Your task is to copy the listing exactly. Drop any pictures from the copy.
***
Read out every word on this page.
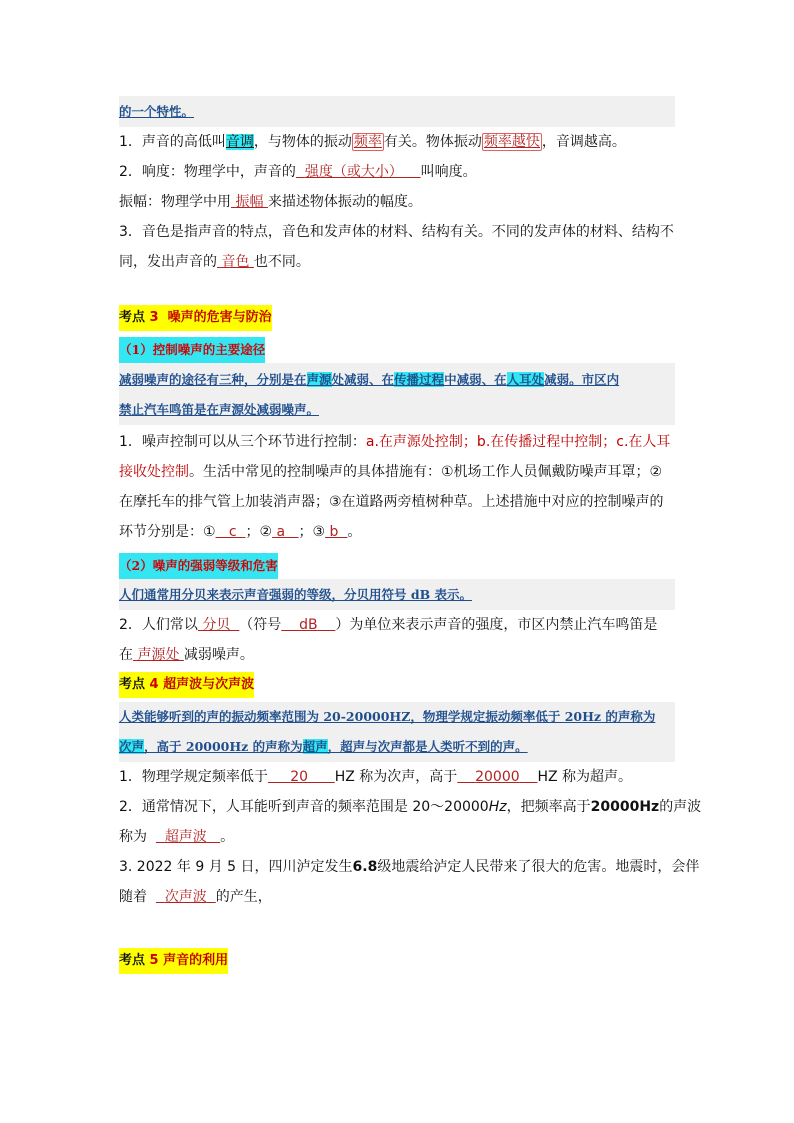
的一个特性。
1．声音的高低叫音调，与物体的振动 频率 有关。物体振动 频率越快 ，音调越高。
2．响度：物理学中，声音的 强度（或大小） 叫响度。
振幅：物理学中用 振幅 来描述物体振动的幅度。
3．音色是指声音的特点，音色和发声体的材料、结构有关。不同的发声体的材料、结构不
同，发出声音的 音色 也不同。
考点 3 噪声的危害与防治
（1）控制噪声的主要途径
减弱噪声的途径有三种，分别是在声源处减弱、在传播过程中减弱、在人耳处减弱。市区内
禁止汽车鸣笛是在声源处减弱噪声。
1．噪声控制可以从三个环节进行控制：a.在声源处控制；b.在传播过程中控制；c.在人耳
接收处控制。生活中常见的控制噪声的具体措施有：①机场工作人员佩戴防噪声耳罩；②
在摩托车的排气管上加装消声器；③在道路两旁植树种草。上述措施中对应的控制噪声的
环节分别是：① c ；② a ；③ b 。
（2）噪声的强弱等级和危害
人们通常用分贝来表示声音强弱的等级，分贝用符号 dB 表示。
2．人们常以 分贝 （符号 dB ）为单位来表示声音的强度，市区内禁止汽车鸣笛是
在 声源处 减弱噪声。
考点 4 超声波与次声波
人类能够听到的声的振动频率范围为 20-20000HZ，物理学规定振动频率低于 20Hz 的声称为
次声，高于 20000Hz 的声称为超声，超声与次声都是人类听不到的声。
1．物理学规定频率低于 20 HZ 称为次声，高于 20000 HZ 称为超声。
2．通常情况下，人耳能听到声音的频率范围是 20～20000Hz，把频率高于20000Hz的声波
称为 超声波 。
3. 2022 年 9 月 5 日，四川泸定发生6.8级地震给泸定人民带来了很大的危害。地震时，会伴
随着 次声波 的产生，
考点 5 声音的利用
***
- _RESULT FOR THIS EXERCISE_
Read out every word on this page.
的一个特性。
1．声音的高低叫音调，与物体的振动 频率 有关。物体振动 频率越快 ，音调越高。
2．响度：物理学中，声音的 强度（或大小） 叫响度。
振幅：物理学中用 振幅 来描述物体振动的幅度。
3．音色是指声音的特点，音色和发声体的材料、结构有关。不同的发声体的材料、结构不
同，发出声音的 音色 也不同。
考点 3 噪声的危害与防治
（1）控制噪声的主要途径
减弱噪声的途径有三种，分别是在声源处减弱、在传播过程中减弱、在人耳处减弱。市区内
禁止汽车鸣笛是在声源处减弱噪声。
1．噪声控制可以从三个环节进行控制：a.在声源处控制；b.在传播过程中控制；c.在人耳
接收处控制。生活中常见的控制噪声的具体措施有：①机场工作人员佩戴防噪声耳罩；②
在摩托车的排气管上加装消声器；③在道路两旁植树种草。上述措施中对应的控制噪声的
环节分别是：① c ；② a ；③ b 。
（2）噪声的强弱等级和危害
人们通常用分贝来表示声音强弱的等级，分贝用符号 dB 表示。
2．人们常以 分贝 （符号 dB ）为单位来表示声音的强度，市区内禁止汽车鸣笛是
在 声源处 减弱噪声。
考点 4 超声波与次声波
人类能够听到的声的振动频率范围为 20-20000HZ，物理学规定振动频率低于 20Hz 的声称为
次声，高于 20000Hz 的声称为超声，超声与次声都是人类听不到的声。
1．物理学规定频率低于 20 HZ 称为次声，高于 20000 HZ 称为超声。
2．通常情况下，人耳能听到声音的频率范围是 20～20000Hz，把频率高于20000Hz的声波
称为 超声波 。
3. 2022 年 9 月 5 日，四川泸定发生6.8级地震给泸定人民带来了很大的危害。地震时，会伴
随着 次声波 的产生，
考点 5 声音的利用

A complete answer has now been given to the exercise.